TASK TO CARRY OUT. Can you quote the records below in full, word for word?

Structured figure records.
"""

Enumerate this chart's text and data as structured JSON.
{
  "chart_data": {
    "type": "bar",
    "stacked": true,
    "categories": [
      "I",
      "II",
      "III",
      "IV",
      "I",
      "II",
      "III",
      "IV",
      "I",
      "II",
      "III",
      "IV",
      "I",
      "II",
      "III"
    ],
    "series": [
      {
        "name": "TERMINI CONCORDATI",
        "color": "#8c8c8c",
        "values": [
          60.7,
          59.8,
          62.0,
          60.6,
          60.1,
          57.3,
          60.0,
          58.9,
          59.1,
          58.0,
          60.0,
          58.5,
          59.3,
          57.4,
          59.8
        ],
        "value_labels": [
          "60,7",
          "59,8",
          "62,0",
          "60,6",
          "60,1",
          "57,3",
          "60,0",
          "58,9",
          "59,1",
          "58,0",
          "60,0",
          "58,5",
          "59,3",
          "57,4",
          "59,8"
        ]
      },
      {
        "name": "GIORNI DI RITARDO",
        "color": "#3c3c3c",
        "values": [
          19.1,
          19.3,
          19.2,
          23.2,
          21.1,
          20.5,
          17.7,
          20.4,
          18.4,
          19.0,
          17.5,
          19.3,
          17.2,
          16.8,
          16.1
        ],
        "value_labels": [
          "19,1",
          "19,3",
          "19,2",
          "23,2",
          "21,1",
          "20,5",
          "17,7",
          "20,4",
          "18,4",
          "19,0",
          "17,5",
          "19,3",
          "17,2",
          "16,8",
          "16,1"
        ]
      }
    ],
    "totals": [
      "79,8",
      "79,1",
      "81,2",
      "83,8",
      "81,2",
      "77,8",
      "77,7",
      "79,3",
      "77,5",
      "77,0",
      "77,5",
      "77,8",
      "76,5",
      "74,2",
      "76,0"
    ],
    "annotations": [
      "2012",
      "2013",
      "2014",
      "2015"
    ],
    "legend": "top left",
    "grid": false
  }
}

"""

WRITTEN RESPONSE.
Enumerate this chart's text and data as structured JSON.
{
  "chart_data": {
    "type": "bar",
    "stacked": true,
    "categories": [
      "I",
      "II",
      "III",
      "IV",
      "I",
      "II",
      "III",
      "IV",
      "I",
      "II",
      "III",
      "IV",
      "I",
      "II",
      "III"
    ],
    "series": [
      {
        "name": "TERMINI CONCORDATI",
        "color": "#8c8c8c",
        "values": [
          60.7,
          59.8,
          62.0,
          60.6,
          60.1,
          57.3,
          60.0,
          58.9,
          59.1,
          58.0,
          60.0,
          58.5,
          59.3,
          57.4,
          59.8
        ],
        "value_labels": [
          "60,7",
          "59,8",
          "62,0",
          "60,6",
          "60,1",
          "57,3",
          "60,0",
          "58,9",
          "59,1",
          "58,0",
          "60,0",
          "58,5",
          "59,3",
          "57,4",
          "59,8"
        ]
      },
      {
        "name": "GIORNI DI RITARDO",
        "color": "#3c3c3c",
        "values": [
          19.1,
          19.3,
          19.2,
          23.2,
          21.1,
          20.5,
          17.7,
          20.4,
          18.4,
          19.0,
          17.5,
          19.3,
          17.2,
          16.8,
          16.1
        ],
        "value_labels": [
          "19,1",
          "19,3",
          "19,2",
          "23,2",
          "21,1",
          "20,5",
          "17,7",
          "20,4",
          "18,4",
          "19,0",
          "17,5",
          "19,3",
          "17,2",
          "16,8",
          "16,1"
        ]
      }
    ],
    "totals": [
      "79,8",
      "79,1",
      "81,2",
      "83,8",
      "81,2",
      "77,8",
      "77,7",
      "79,3",
      "77,5",
      "77,0",
      "77,5",
      "77,8",
      "76,5",
      "74,2",
      "76,0"
    ],
    "annotations": [
      "2012",
      "2013",
      "2014",
      "2015"
    ],
    "legend": "top left",
    "grid": false
  }
}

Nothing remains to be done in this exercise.